An exact reproduction of all entries is required.

(Extracted records)
-- Opening Marker --
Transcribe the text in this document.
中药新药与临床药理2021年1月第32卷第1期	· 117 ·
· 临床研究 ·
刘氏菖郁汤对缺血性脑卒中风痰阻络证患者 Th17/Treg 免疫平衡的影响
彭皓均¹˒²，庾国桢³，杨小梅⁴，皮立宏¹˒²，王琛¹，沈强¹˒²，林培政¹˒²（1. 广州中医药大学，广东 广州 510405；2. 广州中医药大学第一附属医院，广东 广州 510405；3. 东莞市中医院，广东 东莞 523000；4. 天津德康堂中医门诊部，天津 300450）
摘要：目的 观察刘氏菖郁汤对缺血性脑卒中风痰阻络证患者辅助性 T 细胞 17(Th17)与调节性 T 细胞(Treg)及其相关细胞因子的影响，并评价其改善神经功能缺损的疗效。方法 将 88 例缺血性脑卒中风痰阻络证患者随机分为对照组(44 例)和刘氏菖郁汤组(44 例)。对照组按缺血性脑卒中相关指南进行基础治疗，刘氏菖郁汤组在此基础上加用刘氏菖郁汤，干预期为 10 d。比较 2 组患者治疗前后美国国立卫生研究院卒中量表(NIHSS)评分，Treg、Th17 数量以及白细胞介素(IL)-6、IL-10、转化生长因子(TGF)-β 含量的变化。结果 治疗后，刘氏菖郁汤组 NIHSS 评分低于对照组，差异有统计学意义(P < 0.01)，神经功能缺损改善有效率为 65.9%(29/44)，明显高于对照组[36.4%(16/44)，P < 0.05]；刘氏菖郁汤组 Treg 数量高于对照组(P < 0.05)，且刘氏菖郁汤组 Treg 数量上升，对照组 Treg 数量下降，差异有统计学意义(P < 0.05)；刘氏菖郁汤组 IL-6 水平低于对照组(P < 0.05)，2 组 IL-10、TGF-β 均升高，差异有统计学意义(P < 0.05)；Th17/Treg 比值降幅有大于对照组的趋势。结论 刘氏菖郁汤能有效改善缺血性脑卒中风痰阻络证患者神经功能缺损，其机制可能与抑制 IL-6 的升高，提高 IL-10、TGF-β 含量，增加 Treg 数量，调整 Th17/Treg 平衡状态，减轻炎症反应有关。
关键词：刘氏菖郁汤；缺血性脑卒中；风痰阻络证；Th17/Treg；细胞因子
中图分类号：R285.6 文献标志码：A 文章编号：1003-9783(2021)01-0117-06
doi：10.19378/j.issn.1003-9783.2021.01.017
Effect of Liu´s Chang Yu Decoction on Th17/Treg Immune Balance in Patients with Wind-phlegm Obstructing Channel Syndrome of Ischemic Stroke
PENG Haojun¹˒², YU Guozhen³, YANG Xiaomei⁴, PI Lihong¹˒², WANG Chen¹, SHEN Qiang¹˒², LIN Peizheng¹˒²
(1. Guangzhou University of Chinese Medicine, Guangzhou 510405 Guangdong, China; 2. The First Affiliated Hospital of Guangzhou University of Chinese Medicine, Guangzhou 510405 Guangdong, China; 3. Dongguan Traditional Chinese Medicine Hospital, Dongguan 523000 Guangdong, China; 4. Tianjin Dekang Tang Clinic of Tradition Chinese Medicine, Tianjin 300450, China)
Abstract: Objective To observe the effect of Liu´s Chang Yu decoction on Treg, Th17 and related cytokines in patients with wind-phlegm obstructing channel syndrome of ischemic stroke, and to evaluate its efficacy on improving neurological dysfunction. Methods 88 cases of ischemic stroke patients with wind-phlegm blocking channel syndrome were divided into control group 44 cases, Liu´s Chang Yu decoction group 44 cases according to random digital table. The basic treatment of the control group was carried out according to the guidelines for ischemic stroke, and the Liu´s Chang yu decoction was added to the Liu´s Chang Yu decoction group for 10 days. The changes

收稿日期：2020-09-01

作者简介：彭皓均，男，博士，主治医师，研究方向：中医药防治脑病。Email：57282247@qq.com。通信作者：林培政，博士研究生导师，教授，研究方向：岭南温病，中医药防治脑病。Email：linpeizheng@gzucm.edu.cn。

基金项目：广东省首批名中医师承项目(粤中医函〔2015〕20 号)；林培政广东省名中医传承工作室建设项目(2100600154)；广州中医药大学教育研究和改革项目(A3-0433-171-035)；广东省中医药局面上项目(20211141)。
-- Closing Marker --
ANSWER:
Transcribe the text in this document.
中药新药与临床药理2021年1月第32卷第1期	· 117 ·
· 临床研究 ·
刘氏菖郁汤对缺血性脑卒中风痰阻络证患者 Th17/Treg 免疫平衡的影响
彭皓均¹˒²，庾国桢³，杨小梅⁴，皮立宏¹˒²，王琛¹，沈强¹˒²，林培政¹˒²（1. 广州中医药大学，广东 广州 510405；2. 广州中医药大学第一附属医院，广东 广州 510405；3. 东莞市中医院，广东 东莞 523000；4. 天津德康堂中医门诊部，天津 300450）
摘要：目的 观察刘氏菖郁汤对缺血性脑卒中风痰阻络证患者辅助性 T 细胞 17(Th17)与调节性 T 细胞(Treg)及其相关细胞因子的影响，并评价其改善神经功能缺损的疗效。方法 将 88 例缺血性脑卒中风痰阻络证患者随机分为对照组(44 例)和刘氏菖郁汤组(44 例)。对照组按缺血性脑卒中相关指南进行基础治疗，刘氏菖郁汤组在此基础上加用刘氏菖郁汤，干预期为 10 d。比较 2 组患者治疗前后美国国立卫生研究院卒中量表(NIHSS)评分，Treg、Th17 数量以及白细胞介素(IL)-6、IL-10、转化生长因子(TGF)-β 含量的变化。结果 治疗后，刘氏菖郁汤组 NIHSS 评分低于对照组，差异有统计学意义(P < 0.01)，神经功能缺损改善有效率为 65.9%(29/44)，明显高于对照组[36.4%(16/44)，P < 0.05]；刘氏菖郁汤组 Treg 数量高于对照组(P < 0.05)，且刘氏菖郁汤组 Treg 数量上升，对照组 Treg 数量下降，差异有统计学意义(P < 0.05)；刘氏菖郁汤组 IL-6 水平低于对照组(P < 0.05)，2 组 IL-10、TGF-β 均升高，差异有统计学意义(P < 0.05)；Th17/Treg 比值降幅有大于对照组的趋势。结论 刘氏菖郁汤能有效改善缺血性脑卒中风痰阻络证患者神经功能缺损，其机制可能与抑制 IL-6 的升高，提高 IL-10、TGF-β 含量，增加 Treg 数量，调整 Th17/Treg 平衡状态，减轻炎症反应有关。
关键词：刘氏菖郁汤；缺血性脑卒中；风痰阻络证；Th17/Treg；细胞因子
中图分类号：R285.6 文献标志码：A 文章编号：1003-9783(2021)01-0117-06
doi：10.19378/j.issn.1003-9783.2021.01.017
Effect of Liu´s Chang Yu Decoction on Th17/Treg Immune Balance in Patients with Wind-phlegm Obstructing Channel Syndrome of Ischemic Stroke
PENG Haojun¹˒², YU Guozhen³, YANG Xiaomei⁴, PI Lihong¹˒², WANG Chen¹, SHEN Qiang¹˒², LIN Peizheng¹˒²
(1. Guangzhou University of Chinese Medicine, Guangzhou 510405 Guangdong, China; 2. The First Affiliated Hospital of Guangzhou University of Chinese Medicine, Guangzhou 510405 Guangdong, China; 3. Dongguan Traditional Chinese Medicine Hospital, Dongguan 523000 Guangdong, China; 4. Tianjin Dekang Tang Clinic of Tradition Chinese Medicine, Tianjin 300450, China)
Abstract: Objective To observe the effect of Liu´s Chang Yu decoction on Treg, Th17 and related cytokines in patients with wind-phlegm obstructing channel syndrome of ischemic stroke, and to evaluate its efficacy on improving neurological dysfunction. Methods 88 cases of ischemic stroke patients with wind-phlegm blocking channel syndrome were divided into control group 44 cases, Liu´s Chang Yu decoction group 44 cases according to random digital table. The basic treatment of the control group was carried out according to the guidelines for ischemic stroke, and the Liu´s Chang yu decoction was added to the Liu´s Chang Yu decoction group for 10 days. The changes

收稿日期：2020-09-01

作者简介：彭皓均，男，博士，主治医师，研究方向：中医药防治脑病。Email：57282247@qq.com。通信作者：林培政，博士研究生导师，教授，研究方向：岭南温病，中医药防治脑病。Email：linpeizheng@gzucm.edu.cn。

基金项目：广东省首批名中医师承项目(粤中医函〔2015〕20 号)；林培政广东省名中医传承工作室建设项目(2100600154)；广州中医药大学教育研究和改革项目(A3-0433-171-035)；广东省中医药局面上项目(20211141)。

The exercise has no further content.